Saved entries
---------------

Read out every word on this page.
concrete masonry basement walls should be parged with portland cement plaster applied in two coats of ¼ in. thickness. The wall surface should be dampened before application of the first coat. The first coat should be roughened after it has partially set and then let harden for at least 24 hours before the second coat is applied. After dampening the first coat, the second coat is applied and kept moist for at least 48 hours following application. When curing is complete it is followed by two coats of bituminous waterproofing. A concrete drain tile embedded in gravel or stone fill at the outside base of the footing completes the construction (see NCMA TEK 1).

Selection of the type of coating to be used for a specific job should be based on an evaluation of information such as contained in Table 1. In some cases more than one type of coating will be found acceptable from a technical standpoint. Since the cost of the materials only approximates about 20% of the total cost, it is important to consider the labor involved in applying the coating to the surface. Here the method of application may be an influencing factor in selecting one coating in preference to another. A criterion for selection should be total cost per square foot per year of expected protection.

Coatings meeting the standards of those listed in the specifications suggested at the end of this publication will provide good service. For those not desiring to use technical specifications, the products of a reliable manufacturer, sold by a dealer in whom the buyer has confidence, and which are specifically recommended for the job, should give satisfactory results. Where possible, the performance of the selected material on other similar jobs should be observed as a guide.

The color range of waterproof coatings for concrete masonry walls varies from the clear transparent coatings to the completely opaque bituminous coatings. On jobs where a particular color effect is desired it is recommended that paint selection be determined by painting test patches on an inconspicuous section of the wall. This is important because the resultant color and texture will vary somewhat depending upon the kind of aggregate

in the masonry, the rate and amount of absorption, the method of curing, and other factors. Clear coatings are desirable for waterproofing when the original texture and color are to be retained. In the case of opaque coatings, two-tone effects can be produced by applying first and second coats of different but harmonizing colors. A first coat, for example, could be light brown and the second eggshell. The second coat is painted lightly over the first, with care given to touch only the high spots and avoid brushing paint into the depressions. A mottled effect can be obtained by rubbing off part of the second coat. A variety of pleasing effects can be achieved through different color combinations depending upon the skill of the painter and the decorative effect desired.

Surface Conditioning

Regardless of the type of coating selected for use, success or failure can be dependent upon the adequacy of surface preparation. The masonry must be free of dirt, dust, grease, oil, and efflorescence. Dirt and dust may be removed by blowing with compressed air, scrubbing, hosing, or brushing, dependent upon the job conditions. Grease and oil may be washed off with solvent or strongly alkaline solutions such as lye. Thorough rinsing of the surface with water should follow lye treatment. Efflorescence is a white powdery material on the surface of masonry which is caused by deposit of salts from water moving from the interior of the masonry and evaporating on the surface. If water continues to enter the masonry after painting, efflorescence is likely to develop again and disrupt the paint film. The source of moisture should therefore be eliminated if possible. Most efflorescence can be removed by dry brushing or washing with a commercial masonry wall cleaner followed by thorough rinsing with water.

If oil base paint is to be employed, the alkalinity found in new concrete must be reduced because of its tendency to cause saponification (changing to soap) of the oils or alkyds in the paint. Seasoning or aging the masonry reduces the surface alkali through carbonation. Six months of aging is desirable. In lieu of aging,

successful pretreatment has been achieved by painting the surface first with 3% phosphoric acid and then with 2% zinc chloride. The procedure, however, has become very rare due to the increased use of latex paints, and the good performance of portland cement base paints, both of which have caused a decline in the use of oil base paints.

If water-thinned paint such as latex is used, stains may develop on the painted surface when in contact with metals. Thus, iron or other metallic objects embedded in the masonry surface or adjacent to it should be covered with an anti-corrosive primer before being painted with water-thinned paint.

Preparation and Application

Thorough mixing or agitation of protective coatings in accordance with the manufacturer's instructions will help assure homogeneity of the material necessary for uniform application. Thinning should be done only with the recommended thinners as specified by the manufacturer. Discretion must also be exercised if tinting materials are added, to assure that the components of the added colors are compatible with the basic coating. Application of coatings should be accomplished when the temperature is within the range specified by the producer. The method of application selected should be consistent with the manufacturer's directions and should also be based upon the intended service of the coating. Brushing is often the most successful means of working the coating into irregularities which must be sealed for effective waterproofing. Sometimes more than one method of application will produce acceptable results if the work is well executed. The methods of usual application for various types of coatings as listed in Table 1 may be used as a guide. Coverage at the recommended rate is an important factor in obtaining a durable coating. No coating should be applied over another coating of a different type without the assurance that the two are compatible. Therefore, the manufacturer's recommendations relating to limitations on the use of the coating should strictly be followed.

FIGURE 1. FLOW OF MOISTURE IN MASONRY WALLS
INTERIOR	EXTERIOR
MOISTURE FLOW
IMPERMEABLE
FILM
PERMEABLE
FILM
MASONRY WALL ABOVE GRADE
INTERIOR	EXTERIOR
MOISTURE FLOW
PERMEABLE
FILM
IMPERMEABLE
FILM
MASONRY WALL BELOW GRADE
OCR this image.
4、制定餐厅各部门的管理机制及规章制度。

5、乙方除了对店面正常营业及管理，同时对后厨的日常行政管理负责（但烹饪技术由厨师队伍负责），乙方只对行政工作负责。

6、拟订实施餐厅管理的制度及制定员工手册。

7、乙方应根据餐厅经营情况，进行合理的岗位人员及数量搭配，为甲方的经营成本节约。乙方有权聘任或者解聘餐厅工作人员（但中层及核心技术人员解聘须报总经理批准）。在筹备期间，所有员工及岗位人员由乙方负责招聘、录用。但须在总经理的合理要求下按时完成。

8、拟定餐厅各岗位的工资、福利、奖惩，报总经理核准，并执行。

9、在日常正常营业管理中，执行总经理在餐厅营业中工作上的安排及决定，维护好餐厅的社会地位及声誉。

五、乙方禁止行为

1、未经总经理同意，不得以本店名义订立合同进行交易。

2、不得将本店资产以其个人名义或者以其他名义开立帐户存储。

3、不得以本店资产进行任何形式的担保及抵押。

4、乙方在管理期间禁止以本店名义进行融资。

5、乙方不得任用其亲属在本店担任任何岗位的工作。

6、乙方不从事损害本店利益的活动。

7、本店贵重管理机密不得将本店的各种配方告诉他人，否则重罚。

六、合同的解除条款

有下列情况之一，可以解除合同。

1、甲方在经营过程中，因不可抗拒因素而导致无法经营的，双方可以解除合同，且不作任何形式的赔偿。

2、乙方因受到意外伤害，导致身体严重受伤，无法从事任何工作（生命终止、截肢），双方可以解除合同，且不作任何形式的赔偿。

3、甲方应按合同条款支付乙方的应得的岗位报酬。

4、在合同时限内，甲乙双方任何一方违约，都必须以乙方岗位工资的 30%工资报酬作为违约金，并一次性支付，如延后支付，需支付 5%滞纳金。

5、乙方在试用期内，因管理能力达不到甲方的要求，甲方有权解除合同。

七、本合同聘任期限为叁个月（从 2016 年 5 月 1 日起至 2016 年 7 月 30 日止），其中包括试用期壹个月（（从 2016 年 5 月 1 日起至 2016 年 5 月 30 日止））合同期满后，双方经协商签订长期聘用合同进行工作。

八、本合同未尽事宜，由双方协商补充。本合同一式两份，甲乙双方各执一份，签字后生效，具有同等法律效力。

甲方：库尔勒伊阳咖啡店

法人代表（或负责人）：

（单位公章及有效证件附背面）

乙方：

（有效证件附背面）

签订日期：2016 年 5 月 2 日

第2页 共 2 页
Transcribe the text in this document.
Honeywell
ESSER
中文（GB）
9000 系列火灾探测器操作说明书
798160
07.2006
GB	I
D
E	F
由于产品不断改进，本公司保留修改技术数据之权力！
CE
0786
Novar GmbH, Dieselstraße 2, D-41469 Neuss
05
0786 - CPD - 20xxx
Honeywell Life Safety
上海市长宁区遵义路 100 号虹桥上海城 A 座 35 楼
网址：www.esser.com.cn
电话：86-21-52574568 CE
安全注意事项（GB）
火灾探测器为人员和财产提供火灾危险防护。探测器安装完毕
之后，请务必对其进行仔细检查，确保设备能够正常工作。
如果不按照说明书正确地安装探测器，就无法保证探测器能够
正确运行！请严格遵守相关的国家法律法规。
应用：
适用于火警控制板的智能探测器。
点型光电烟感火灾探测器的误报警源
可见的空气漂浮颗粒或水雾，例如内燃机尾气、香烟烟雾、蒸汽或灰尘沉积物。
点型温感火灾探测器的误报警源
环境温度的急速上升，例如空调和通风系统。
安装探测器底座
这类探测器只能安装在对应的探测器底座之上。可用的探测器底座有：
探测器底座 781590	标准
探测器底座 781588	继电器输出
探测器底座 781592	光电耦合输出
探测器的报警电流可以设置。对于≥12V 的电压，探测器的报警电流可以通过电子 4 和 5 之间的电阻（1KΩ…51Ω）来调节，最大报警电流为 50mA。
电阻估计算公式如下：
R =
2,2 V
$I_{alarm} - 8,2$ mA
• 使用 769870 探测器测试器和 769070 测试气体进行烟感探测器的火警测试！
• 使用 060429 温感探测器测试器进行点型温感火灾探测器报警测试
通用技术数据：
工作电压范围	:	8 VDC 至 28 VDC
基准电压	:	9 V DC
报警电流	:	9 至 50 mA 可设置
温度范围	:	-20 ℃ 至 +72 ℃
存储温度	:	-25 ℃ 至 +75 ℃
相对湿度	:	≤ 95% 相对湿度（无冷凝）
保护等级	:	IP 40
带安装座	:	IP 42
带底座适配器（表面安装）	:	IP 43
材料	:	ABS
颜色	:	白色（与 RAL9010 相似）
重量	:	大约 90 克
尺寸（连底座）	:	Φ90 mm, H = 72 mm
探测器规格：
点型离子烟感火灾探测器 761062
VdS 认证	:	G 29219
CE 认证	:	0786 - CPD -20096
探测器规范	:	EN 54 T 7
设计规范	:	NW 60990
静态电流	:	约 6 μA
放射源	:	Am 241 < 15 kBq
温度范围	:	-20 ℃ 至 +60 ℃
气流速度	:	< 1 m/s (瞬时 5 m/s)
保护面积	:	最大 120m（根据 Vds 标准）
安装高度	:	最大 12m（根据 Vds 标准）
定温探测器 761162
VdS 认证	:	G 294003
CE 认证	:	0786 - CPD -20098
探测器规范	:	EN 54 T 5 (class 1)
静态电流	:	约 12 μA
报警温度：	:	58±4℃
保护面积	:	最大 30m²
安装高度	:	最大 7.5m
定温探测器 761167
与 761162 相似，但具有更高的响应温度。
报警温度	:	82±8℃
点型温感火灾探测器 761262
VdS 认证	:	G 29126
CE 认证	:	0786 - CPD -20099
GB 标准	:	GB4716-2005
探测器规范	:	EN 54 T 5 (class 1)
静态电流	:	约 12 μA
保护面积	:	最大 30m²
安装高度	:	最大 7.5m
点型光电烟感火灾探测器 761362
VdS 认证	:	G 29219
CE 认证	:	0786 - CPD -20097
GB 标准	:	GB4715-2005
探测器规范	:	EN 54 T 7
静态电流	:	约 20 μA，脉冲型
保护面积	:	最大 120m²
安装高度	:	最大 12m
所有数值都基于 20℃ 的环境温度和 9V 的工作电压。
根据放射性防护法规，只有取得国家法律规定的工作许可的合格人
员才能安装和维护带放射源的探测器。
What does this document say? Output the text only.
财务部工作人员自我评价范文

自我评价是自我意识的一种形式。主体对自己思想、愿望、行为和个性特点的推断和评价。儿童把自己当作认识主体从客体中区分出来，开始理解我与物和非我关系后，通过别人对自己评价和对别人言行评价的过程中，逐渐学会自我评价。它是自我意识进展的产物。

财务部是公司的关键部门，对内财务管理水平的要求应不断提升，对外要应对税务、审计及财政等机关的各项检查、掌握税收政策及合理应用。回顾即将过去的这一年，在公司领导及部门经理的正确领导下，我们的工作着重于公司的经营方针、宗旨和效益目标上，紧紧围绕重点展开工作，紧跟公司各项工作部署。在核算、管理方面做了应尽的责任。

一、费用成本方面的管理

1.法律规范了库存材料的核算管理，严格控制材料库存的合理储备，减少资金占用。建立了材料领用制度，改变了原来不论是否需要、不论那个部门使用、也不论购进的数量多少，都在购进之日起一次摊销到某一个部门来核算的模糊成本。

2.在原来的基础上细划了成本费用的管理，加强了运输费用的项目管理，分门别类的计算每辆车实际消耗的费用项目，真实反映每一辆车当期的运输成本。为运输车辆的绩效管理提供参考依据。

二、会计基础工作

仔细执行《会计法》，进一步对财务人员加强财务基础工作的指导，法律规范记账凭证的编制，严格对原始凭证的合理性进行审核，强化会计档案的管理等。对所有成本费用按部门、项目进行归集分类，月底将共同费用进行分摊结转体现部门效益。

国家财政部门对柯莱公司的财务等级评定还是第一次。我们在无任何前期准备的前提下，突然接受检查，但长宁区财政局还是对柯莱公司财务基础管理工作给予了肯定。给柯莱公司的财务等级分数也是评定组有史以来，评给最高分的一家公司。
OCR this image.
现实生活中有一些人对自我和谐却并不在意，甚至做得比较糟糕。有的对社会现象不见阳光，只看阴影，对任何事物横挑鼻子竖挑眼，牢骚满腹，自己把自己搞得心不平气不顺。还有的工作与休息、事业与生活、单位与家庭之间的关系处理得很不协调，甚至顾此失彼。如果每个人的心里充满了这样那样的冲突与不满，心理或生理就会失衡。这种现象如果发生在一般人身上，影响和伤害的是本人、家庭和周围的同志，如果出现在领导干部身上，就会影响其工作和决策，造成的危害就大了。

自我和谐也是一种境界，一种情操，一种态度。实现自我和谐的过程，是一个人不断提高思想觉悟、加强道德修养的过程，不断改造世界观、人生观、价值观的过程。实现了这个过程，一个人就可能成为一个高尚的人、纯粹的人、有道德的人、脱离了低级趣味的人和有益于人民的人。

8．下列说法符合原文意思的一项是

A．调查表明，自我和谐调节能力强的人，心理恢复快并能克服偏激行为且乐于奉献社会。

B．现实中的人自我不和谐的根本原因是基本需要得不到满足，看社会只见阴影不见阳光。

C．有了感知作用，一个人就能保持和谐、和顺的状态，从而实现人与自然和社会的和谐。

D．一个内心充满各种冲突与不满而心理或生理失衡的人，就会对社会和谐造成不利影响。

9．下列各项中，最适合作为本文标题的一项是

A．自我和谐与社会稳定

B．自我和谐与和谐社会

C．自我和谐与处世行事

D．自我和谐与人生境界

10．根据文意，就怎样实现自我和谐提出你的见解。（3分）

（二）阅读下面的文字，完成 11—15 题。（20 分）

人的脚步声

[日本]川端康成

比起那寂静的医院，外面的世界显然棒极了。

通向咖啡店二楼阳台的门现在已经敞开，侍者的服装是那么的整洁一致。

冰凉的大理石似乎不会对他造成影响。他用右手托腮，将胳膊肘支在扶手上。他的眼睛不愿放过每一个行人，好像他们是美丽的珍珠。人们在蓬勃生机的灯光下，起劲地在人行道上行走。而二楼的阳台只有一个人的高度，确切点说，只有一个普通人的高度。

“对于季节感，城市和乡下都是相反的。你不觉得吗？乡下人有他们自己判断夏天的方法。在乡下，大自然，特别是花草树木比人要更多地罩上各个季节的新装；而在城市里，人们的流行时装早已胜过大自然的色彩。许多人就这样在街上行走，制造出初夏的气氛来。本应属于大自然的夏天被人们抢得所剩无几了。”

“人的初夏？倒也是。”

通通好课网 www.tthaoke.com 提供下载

---------------

**What the task requires:** Reproduce every line of the listing above in which the string "且不作任何形式的赔偿" appears.

**Solution for this task:**
1、甲方在经营过程中，因不可抗拒因素而导致无法经营的，双方可以解除合同，且不作任何形式的赔偿。
2、乙方因受到意外伤害，导致身体严重受伤，无法从事任何工作（生命终止、截肢），双方可以解除合同，且不作任何形式的赔偿。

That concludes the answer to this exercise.